◆ Exercise goal
Copy every line of the records below that holds the word "network".

◆ Stored items
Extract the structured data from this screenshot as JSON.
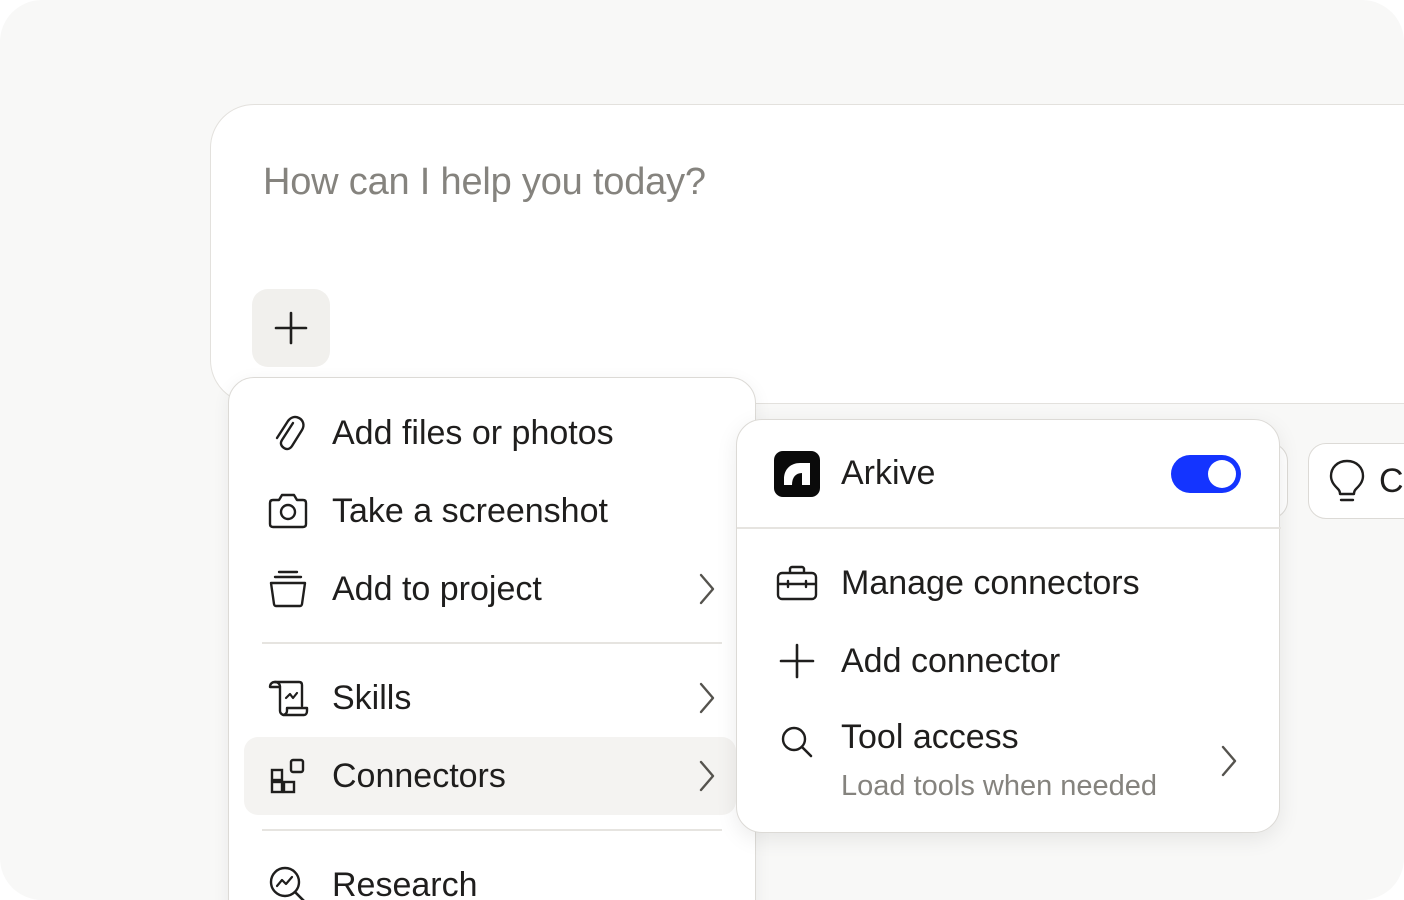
{
  "composer": {
    "placeholder": "How can I help you today?"
  },
  "chips": {
    "right_label": "C"
  },
  "menu": {
    "items": [
      {
        "label": "Add files or photos",
        "icon": "paperclip-icon",
        "has_submenu": false
      },
      {
        "label": "Take a screenshot",
        "icon": "camera-icon",
        "has_submenu": false
      },
      {
        "label": "Add to project",
        "icon": "project-stack-icon",
        "has_submenu": true
      },
      {
        "label": "Skills",
        "icon": "scroll-icon",
        "has_submenu": true
      },
      {
        "label": "Connectors",
        "icon": "connectors-icon",
        "has_submenu": true,
        "active": true
      },
      {
        "label": "Research",
        "icon": "research-icon",
        "has_submenu": false
      }
    ]
  },
  "submenu": {
    "connector": {
      "name": "Arkive",
      "enabled": true
    },
    "manage": "Manage connectors",
    "add": "Add connector",
    "tool_access": {
      "label": "Tool access",
      "description": "Load tools when needed"
    }
  },
  "colors": {
    "toggle_on": "#1434ff",
    "muted_text": "#85837e",
    "hover_bg": "#f4f3f1"
  }
}
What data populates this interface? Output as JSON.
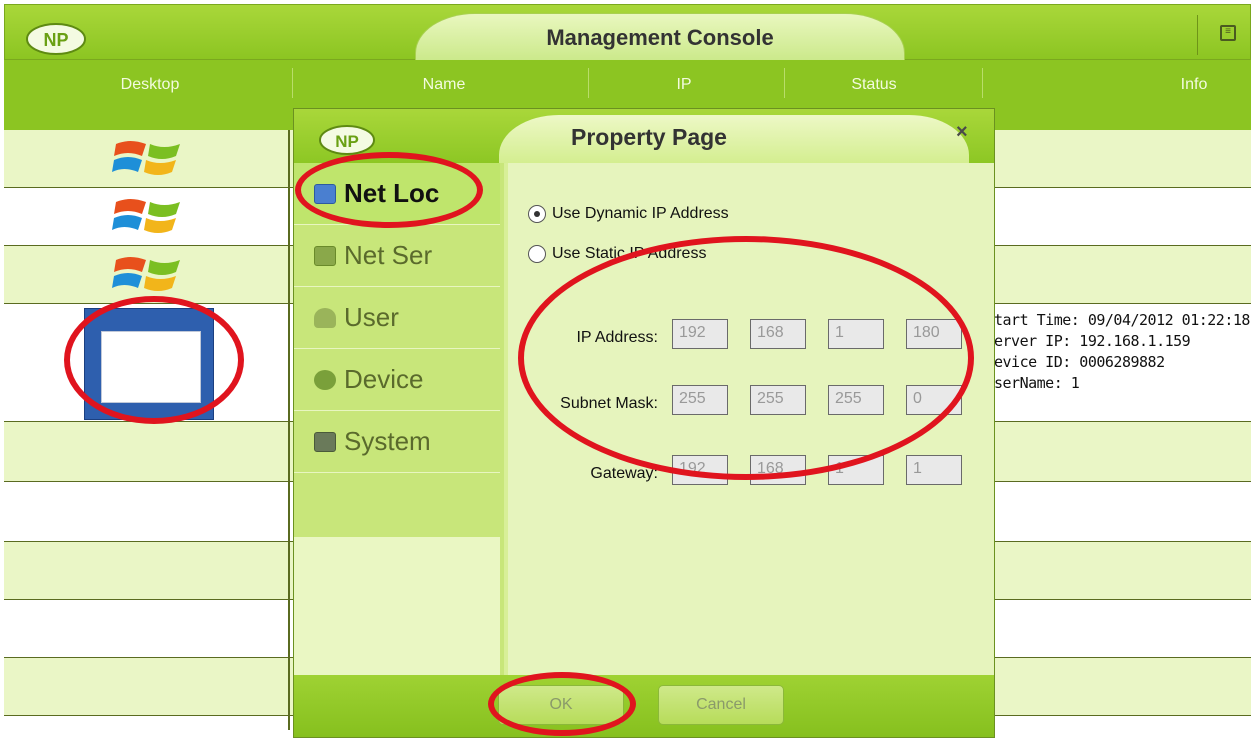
{
  "app": {
    "title": "Management Console",
    "logo_text": "NP"
  },
  "columns": [
    "Desktop",
    "Name",
    "IP",
    "Status",
    "Info"
  ],
  "rows": {
    "info_lines": [
      "tart Time: 09/04/2012 01:22:18",
      "erver IP: 192.168.1.159",
      "evice ID: 0006289882",
      "serName: 1"
    ]
  },
  "dialog": {
    "title": "Property Page",
    "logo_text": "NP",
    "close_icon": "×",
    "sidebar": [
      {
        "label": "Net Loc",
        "icon": "network-location-icon",
        "active": true
      },
      {
        "label": "Net Ser",
        "icon": "network-server-icon",
        "active": false
      },
      {
        "label": "User",
        "icon": "user-icon",
        "active": false
      },
      {
        "label": "Device",
        "icon": "device-icon",
        "active": false
      },
      {
        "label": "System",
        "icon": "system-icon",
        "active": false
      }
    ],
    "radio_dynamic": "Use Dynamic IP Address",
    "radio_static": "Use Static IP Address",
    "ip_label": "IP Address:",
    "subnet_label": "Subnet Mask:",
    "gateway_label": "Gateway:",
    "ip": [
      "192",
      "168",
      "1",
      "180"
    ],
    "subnet": [
      "255",
      "255",
      "255",
      "0"
    ],
    "gateway": [
      "192",
      "168",
      "1",
      "1"
    ],
    "ok_label": "OK",
    "cancel_label": "Cancel"
  },
  "colors": {
    "accent": "#8cc522",
    "annotation": "#e0141e"
  }
}
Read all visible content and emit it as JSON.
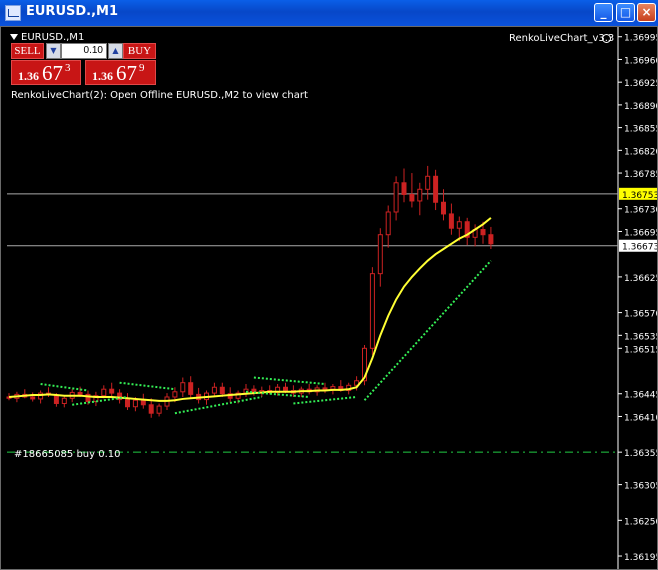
{
  "window": {
    "title": "EURUSD.,M1",
    "controls": [
      "minimize",
      "maximize",
      "close"
    ]
  },
  "chart_header": {
    "symbol_label": "EURUSD.,M1",
    "indicator_name": "RenkoLiveChart_v3.3",
    "message": "RenkoLiveChart(2): Open Offline EURUSD.,M2 to view chart"
  },
  "trade_panel": {
    "sell_label": "SELL",
    "buy_label": "BUY",
    "lots": "0.10",
    "sell_price": {
      "prefix": "1.36",
      "big": "67",
      "super": "3"
    },
    "buy_price": {
      "prefix": "1.36",
      "big": "67",
      "super": "9"
    }
  },
  "order": {
    "label": "#18665085 buy 0.10",
    "price": 1.36355,
    "color": "#22cc44"
  },
  "colors": {
    "candle": "#cc2222",
    "ma": "#ffff33",
    "dots": "#33ee55",
    "ask_highlight": "#ffff00",
    "hline": "#aaaaaa"
  },
  "chart_data": {
    "type": "candlestick",
    "symbol": "EURUSD.",
    "timeframe": "M1",
    "ylim": [
      1.36175,
      1.3701
    ],
    "y_ticks": [
      "1.36995",
      "1.36960",
      "1.36925",
      "1.36890",
      "1.36855",
      "1.36820",
      "1.36785",
      "1.36730",
      "1.36695",
      "1.36625",
      "1.36570",
      "1.36535",
      "1.36515",
      "1.36445",
      "1.36410",
      "1.36355",
      "1.36305",
      "1.36250",
      "1.36195"
    ],
    "current_ask_label": "1.36753",
    "current_ask": 1.36753,
    "current_bid_label": "1.36673",
    "current_bid": 1.36673,
    "candles": [
      [
        1.3644,
        1.36446,
        1.36435,
        1.36438
      ],
      [
        1.36438,
        1.36448,
        1.36432,
        1.36444
      ],
      [
        1.36444,
        1.36452,
        1.36438,
        1.3644
      ],
      [
        1.3644,
        1.36447,
        1.36433,
        1.36437
      ],
      [
        1.36437,
        1.3645,
        1.3643,
        1.36446
      ],
      [
        1.36446,
        1.36455,
        1.3644,
        1.36443
      ],
      [
        1.36443,
        1.36446,
        1.36425,
        1.3643
      ],
      [
        1.3643,
        1.36442,
        1.36424,
        1.36438
      ],
      [
        1.36438,
        1.36452,
        1.36432,
        1.36447
      ],
      [
        1.36447,
        1.36456,
        1.3644,
        1.36444
      ],
      [
        1.36444,
        1.3645,
        1.36428,
        1.36433
      ],
      [
        1.36433,
        1.36448,
        1.36426,
        1.36442
      ],
      [
        1.36442,
        1.36458,
        1.36438,
        1.36452
      ],
      [
        1.36452,
        1.36462,
        1.3644,
        1.36446
      ],
      [
        1.36446,
        1.36452,
        1.3643,
        1.36436
      ],
      [
        1.36436,
        1.36446,
        1.3642,
        1.36425
      ],
      [
        1.36425,
        1.3644,
        1.36418,
        1.36435
      ],
      [
        1.36435,
        1.36445,
        1.36422,
        1.36428
      ],
      [
        1.36428,
        1.36438,
        1.36408,
        1.36415
      ],
      [
        1.36415,
        1.3643,
        1.3641,
        1.36426
      ],
      [
        1.36426,
        1.36446,
        1.3642,
        1.3644
      ],
      [
        1.3644,
        1.36455,
        1.36432,
        1.36448
      ],
      [
        1.36448,
        1.3647,
        1.3644,
        1.36462
      ],
      [
        1.36462,
        1.36472,
        1.36438,
        1.36444
      ],
      [
        1.36444,
        1.36454,
        1.3643,
        1.36436
      ],
      [
        1.36436,
        1.3645,
        1.36428,
        1.36446
      ],
      [
        1.36446,
        1.36462,
        1.3644,
        1.36455
      ],
      [
        1.36455,
        1.36462,
        1.3644,
        1.36445
      ],
      [
        1.36445,
        1.36455,
        1.36432,
        1.36438
      ],
      [
        1.36438,
        1.3645,
        1.3643,
        1.36446
      ],
      [
        1.36446,
        1.3646,
        1.3644,
        1.36452
      ],
      [
        1.36452,
        1.36458,
        1.36442,
        1.36448
      ],
      [
        1.36448,
        1.36456,
        1.3644,
        1.3645
      ],
      [
        1.3645,
        1.36458,
        1.36444,
        1.36447
      ],
      [
        1.36447,
        1.3646,
        1.36442,
        1.36455
      ],
      [
        1.36455,
        1.36462,
        1.36446,
        1.3645
      ],
      [
        1.3645,
        1.36458,
        1.3644,
        1.36446
      ],
      [
        1.36446,
        1.36456,
        1.3644,
        1.36452
      ],
      [
        1.36452,
        1.3646,
        1.36444,
        1.36448
      ],
      [
        1.36448,
        1.36458,
        1.36442,
        1.36454
      ],
      [
        1.36454,
        1.36462,
        1.36446,
        1.36452
      ],
      [
        1.36452,
        1.3646,
        1.36444,
        1.36456
      ],
      [
        1.36456,
        1.36466,
        1.36448,
        1.3645
      ],
      [
        1.3645,
        1.36462,
        1.36444,
        1.36458
      ],
      [
        1.36458,
        1.36472,
        1.3645,
        1.36465
      ],
      [
        1.36465,
        1.3652,
        1.36458,
        1.36515
      ],
      [
        1.36515,
        1.3664,
        1.36505,
        1.3663
      ],
      [
        1.3663,
        1.367,
        1.3661,
        1.3669
      ],
      [
        1.3669,
        1.36735,
        1.3667,
        1.36725
      ],
      [
        1.36725,
        1.3678,
        1.36712,
        1.3677
      ],
      [
        1.3677,
        1.36792,
        1.3674,
        1.36752
      ],
      [
        1.36752,
        1.36785,
        1.36732,
        1.36742
      ],
      [
        1.36742,
        1.3677,
        1.3672,
        1.3676
      ],
      [
        1.3676,
        1.36796,
        1.36744,
        1.3678
      ],
      [
        1.3678,
        1.3679,
        1.36728,
        1.3674
      ],
      [
        1.3674,
        1.3676,
        1.36712,
        1.36722
      ],
      [
        1.36722,
        1.36738,
        1.3669,
        1.367
      ],
      [
        1.367,
        1.36718,
        1.3668,
        1.3671
      ],
      [
        1.3671,
        1.36716,
        1.36674,
        1.36686
      ],
      [
        1.36686,
        1.36706,
        1.36672,
        1.36698
      ],
      [
        1.36698,
        1.3671,
        1.36676,
        1.3669
      ],
      [
        1.3669,
        1.36702,
        1.36668,
        1.36676
      ]
    ],
    "ma_values": [
      1.3644,
      1.36441,
      1.36442,
      1.36443,
      1.36443,
      1.36444,
      1.36443,
      1.36442,
      1.36442,
      1.36442,
      1.36441,
      1.3644,
      1.3644,
      1.3644,
      1.36439,
      1.36438,
      1.36437,
      1.36436,
      1.36435,
      1.36434,
      1.36434,
      1.36435,
      1.36437,
      1.36438,
      1.36439,
      1.3644,
      1.36441,
      1.36442,
      1.36443,
      1.36444,
      1.36445,
      1.36446,
      1.36447,
      1.36448,
      1.36448,
      1.36448,
      1.36448,
      1.36449,
      1.36449,
      1.3645,
      1.3645,
      1.36451,
      1.36451,
      1.36452,
      1.36455,
      1.3647,
      1.365,
      1.36535,
      1.36565,
      1.3659,
      1.3661,
      1.36625,
      1.36638,
      1.3665,
      1.3666,
      1.36668,
      1.36676,
      1.36684,
      1.3669,
      1.36698,
      1.36706,
      1.36716
    ],
    "dot_segments": [
      [
        [
          4,
          1.3646
        ],
        [
          10,
          1.3645
        ]
      ],
      [
        [
          8,
          1.36428
        ],
        [
          15,
          1.3644
        ]
      ],
      [
        [
          14,
          1.36462
        ],
        [
          21,
          1.36452
        ]
      ],
      [
        [
          21,
          1.36415
        ],
        [
          32,
          1.3644
        ]
      ],
      [
        [
          30,
          1.36448
        ],
        [
          38,
          1.3644
        ]
      ],
      [
        [
          31,
          1.3647
        ],
        [
          40,
          1.3646
        ]
      ],
      [
        [
          36,
          1.3643
        ],
        [
          44,
          1.3644
        ]
      ],
      [
        [
          45,
          1.36435
        ],
        [
          61,
          1.3665
        ]
      ]
    ]
  }
}
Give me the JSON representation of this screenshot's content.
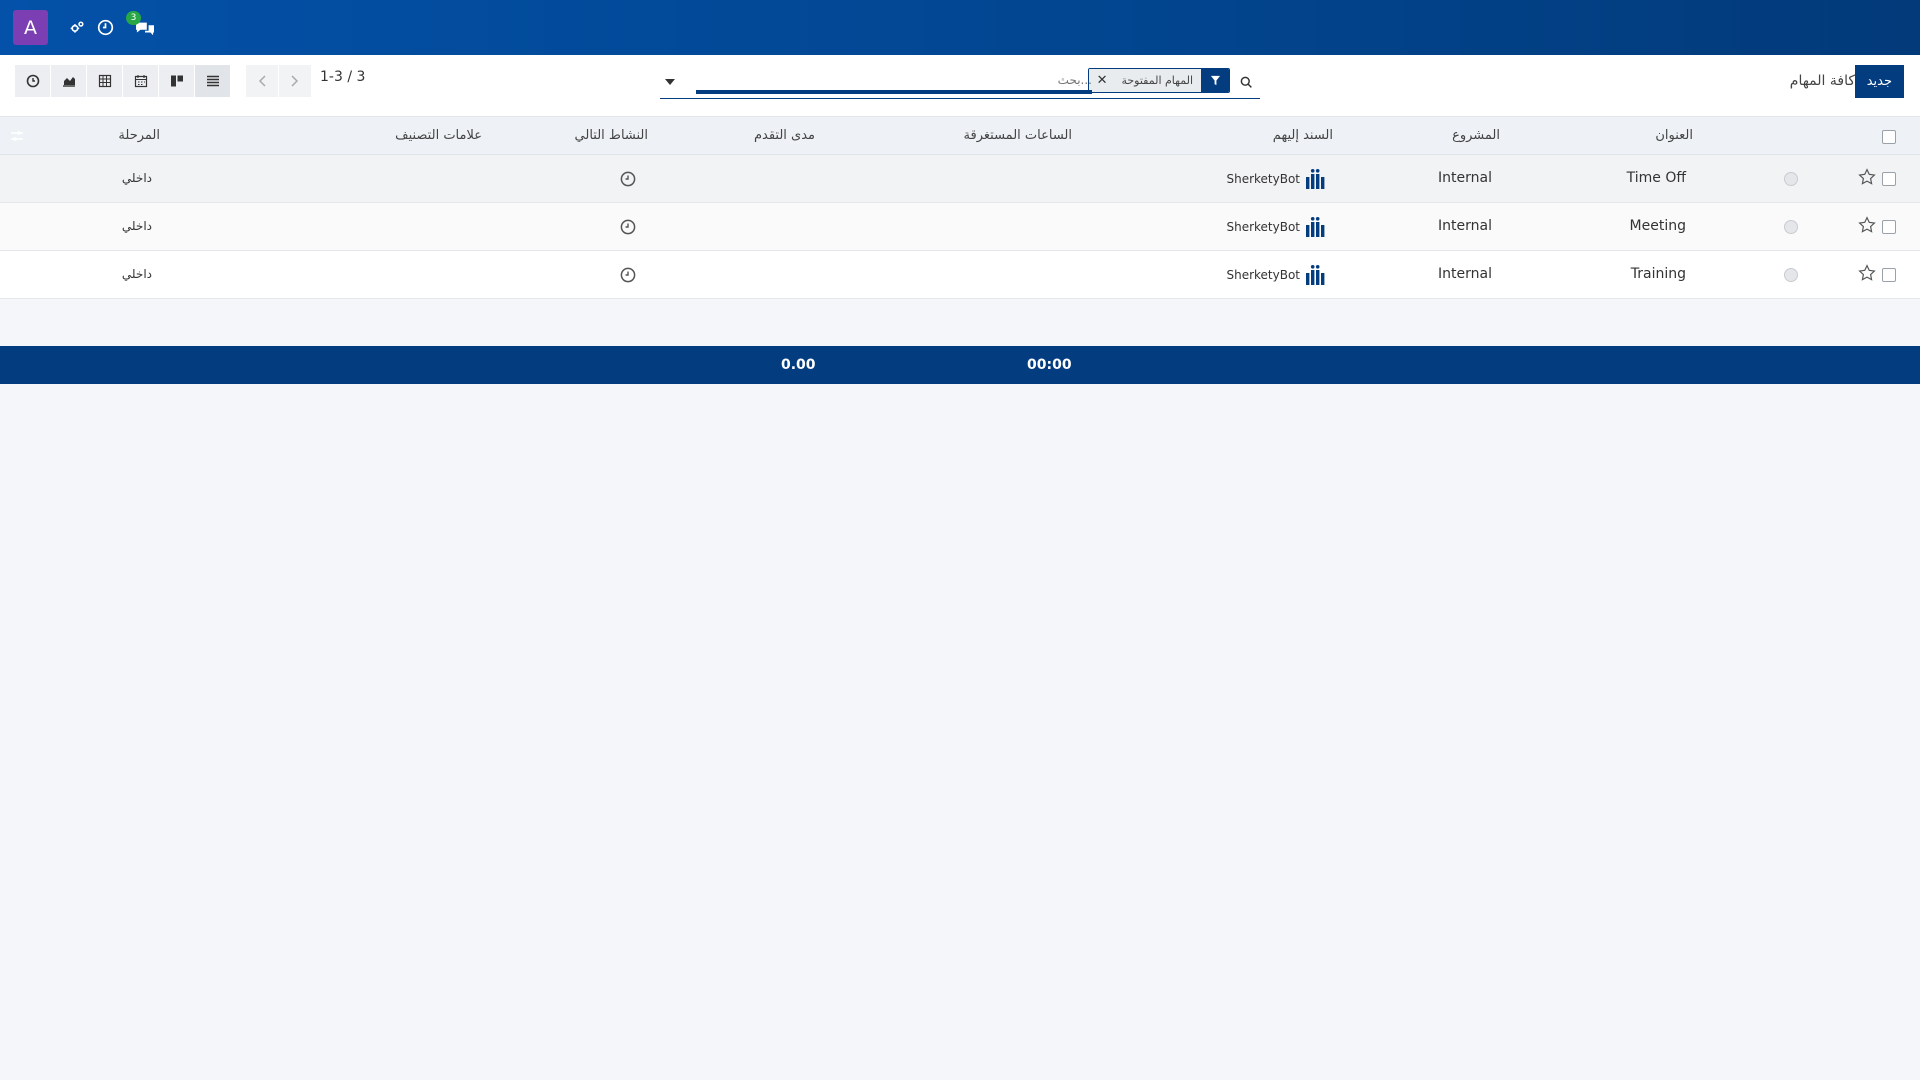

◆ Final result
        "icon": "network-location-icon",
        "icon": "network-server-icon",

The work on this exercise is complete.